Records shown
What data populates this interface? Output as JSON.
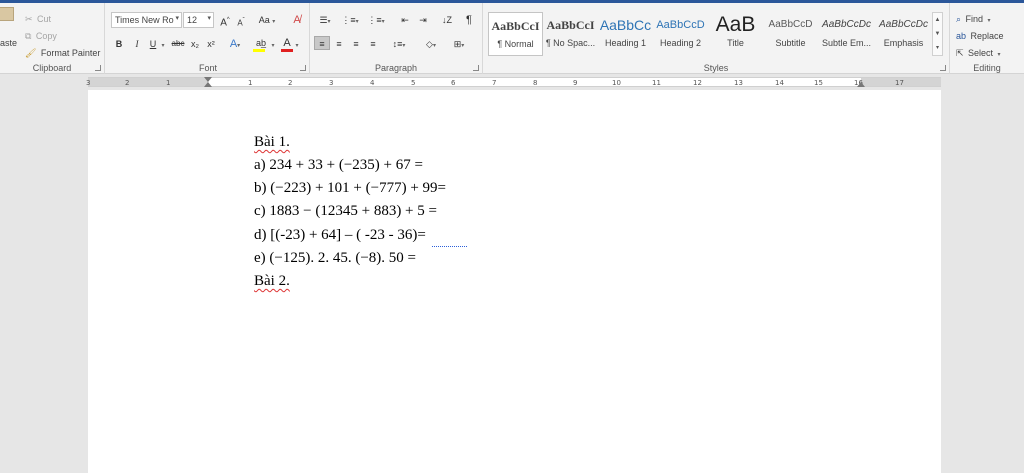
{
  "clipboard": {
    "paste_label": "aste",
    "cut_label": "Cut",
    "copy_label": "Copy",
    "format_painter_label": "Format Painter",
    "group_label": "Clipboard"
  },
  "font": {
    "font_name": "Times New Ro",
    "font_size": "12",
    "grow_label": "A",
    "shrink_label": "A",
    "case_label": "Aa",
    "bold": "B",
    "italic": "I",
    "underline": "U",
    "strike": "abc",
    "subscript": "x₂",
    "superscript": "x²",
    "effects": "A",
    "font_color": "A",
    "group_label": "Font"
  },
  "paragraph": {
    "show_marks": "¶",
    "group_label": "Paragraph"
  },
  "styles": {
    "items": [
      {
        "sample": "AaBbCcI",
        "name": "¶ Normal",
        "color": "#000000"
      },
      {
        "sample": "AaBbCcI",
        "name": "¶ No Spac...",
        "color": "#000000"
      },
      {
        "sample": "AaBbCc",
        "name": "Heading 1",
        "color": "#2e74b5"
      },
      {
        "sample": "AaBbCcD",
        "name": "Heading 2",
        "color": "#2e74b5"
      },
      {
        "sample": "AaB",
        "name": "Title",
        "color": "#222222"
      },
      {
        "sample": "AaBbCcD",
        "name": "Subtitle",
        "color": "#5a5a5a"
      },
      {
        "sample": "AaBbCcDc",
        "name": "Subtle Em...",
        "color": "#404040"
      },
      {
        "sample": "AaBbCcDc",
        "name": "Emphasis",
        "color": "#222222"
      }
    ],
    "group_label": "Styles"
  },
  "editing": {
    "find_label": "Find",
    "replace_label": "Replace",
    "select_label": "Select",
    "group_label": "Editing"
  },
  "ruler": {
    "numbers": [
      "3",
      "2",
      "1",
      "1",
      "2",
      "3",
      "4",
      "5",
      "6",
      "7",
      "8",
      "9",
      "10",
      "11",
      "12",
      "13",
      "14",
      "15",
      "16",
      "17"
    ]
  },
  "document": {
    "lines": [
      "Bài 1.",
      "a) 234 + 33 + (−235) + 67 =",
      "b) (−223) + 101 + (−777) + 99=",
      "c) 1883 − (12345 + 883) + 5 =",
      "d) [(-23) + 64] – ( -23 - 36)=",
      "e) (−125). 2. 45. (−8). 50  =",
      "Bài 2."
    ],
    "colors": {
      "accent": "#2b579a",
      "spell_error": "#dd3333",
      "grammar_error": "#2b5fd9"
    }
  }
}
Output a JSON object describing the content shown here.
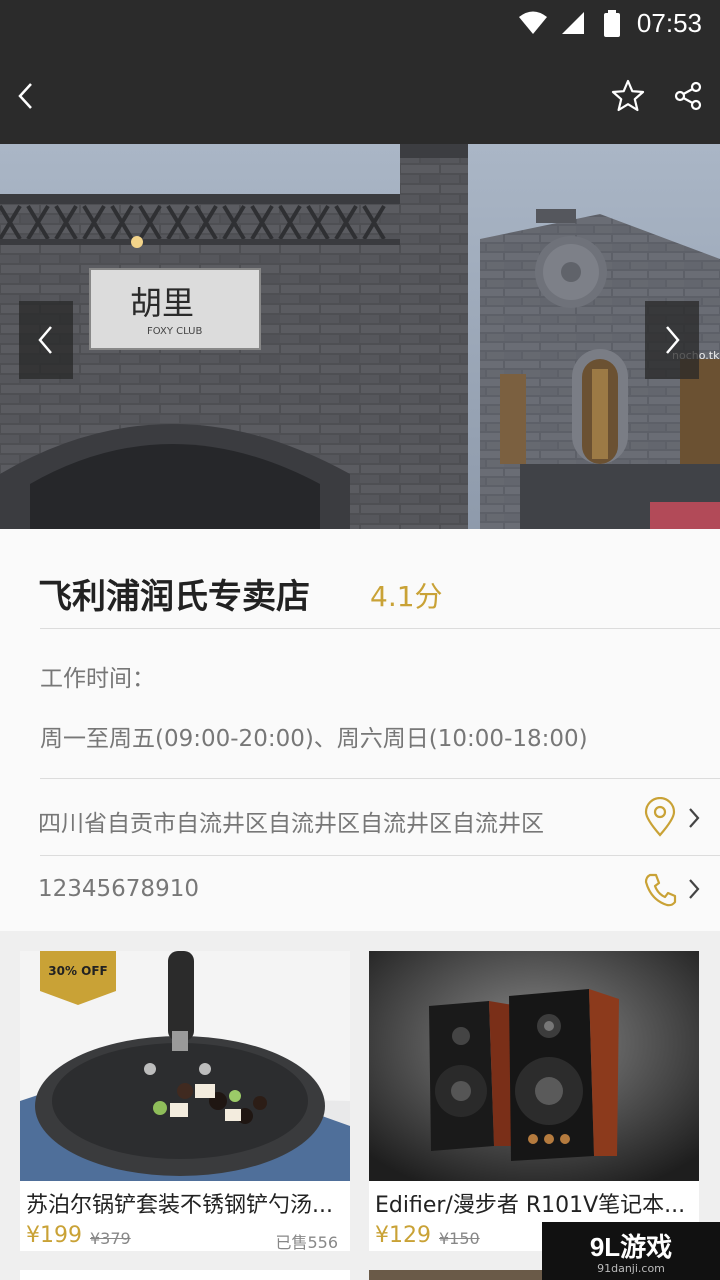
{
  "status": {
    "time": "07:53"
  },
  "nav": {
    "back_icon": "back-icon",
    "favorite_icon": "star-icon",
    "share_icon": "share-icon"
  },
  "banner": {
    "sign_name": "胡里",
    "sign_sub": "FOXY CLUB",
    "watermark": "nocho.tk"
  },
  "shop": {
    "name": "飞利浦润氏专卖店",
    "rating": "4.1分",
    "hours_label": "工作时间：",
    "hours": "周一至周五(09:00-20:00)、周六周日(10:00-18:00)",
    "address": "四川省自贡市自流井区自流井区自流井区自流井区",
    "phone": "12345678910"
  },
  "products": [
    {
      "title": "苏泊尔锅铲套装不锈钢铲勺汤...",
      "price": "¥199",
      "old_price": "¥379",
      "sold": "已售556",
      "badge": "30% OFF"
    },
    {
      "title": "Edifier/漫步者 R101V笔记本...",
      "price": "¥129",
      "old_price": "¥150",
      "sold": ""
    }
  ],
  "watermark": {
    "main": "9L游戏",
    "sub": "91danji.com"
  },
  "colors": {
    "accent": "#c9a236",
    "bar": "#2b2b2b"
  }
}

Stated task
From the line with "Output a JSON" down to the end of the entries, retype each line exactly as written, but drop the pictures.

Expected answer
Output a JSON object describing the content shown here.
{
  "status": {
    "time": "07:53"
  },
  "nav": {
    "back_icon": "back-icon",
    "favorite_icon": "star-icon",
    "share_icon": "share-icon"
  },
  "banner": {
    "sign_name": "胡里",
    "sign_sub": "FOXY CLUB",
    "watermark": "nocho.tk"
  },
  "shop": {
    "name": "飞利浦润氏专卖店",
    "rating": "4.1分",
    "hours_label": "工作时间：",
    "hours": "周一至周五(09:00-20:00)、周六周日(10:00-18:00)",
    "address": "四川省自贡市自流井区自流井区自流井区自流井区",
    "phone": "12345678910"
  },
  "products": [
    {
      "title": "苏泊尔锅铲套装不锈钢铲勺汤...",
      "price": "¥199",
      "old_price": "¥379",
      "sold": "已售556",
      "badge": "30% OFF"
    },
    {
      "title": "Edifier/漫步者 R101V笔记本...",
      "price": "¥129",
      "old_price": "¥150",
      "sold": ""
    }
  ],
  "watermark": {
    "main": "9L游戏",
    "sub": "91danji.com"
  },
  "colors": {
    "accent": "#c9a236",
    "bar": "#2b2b2b"
  }
}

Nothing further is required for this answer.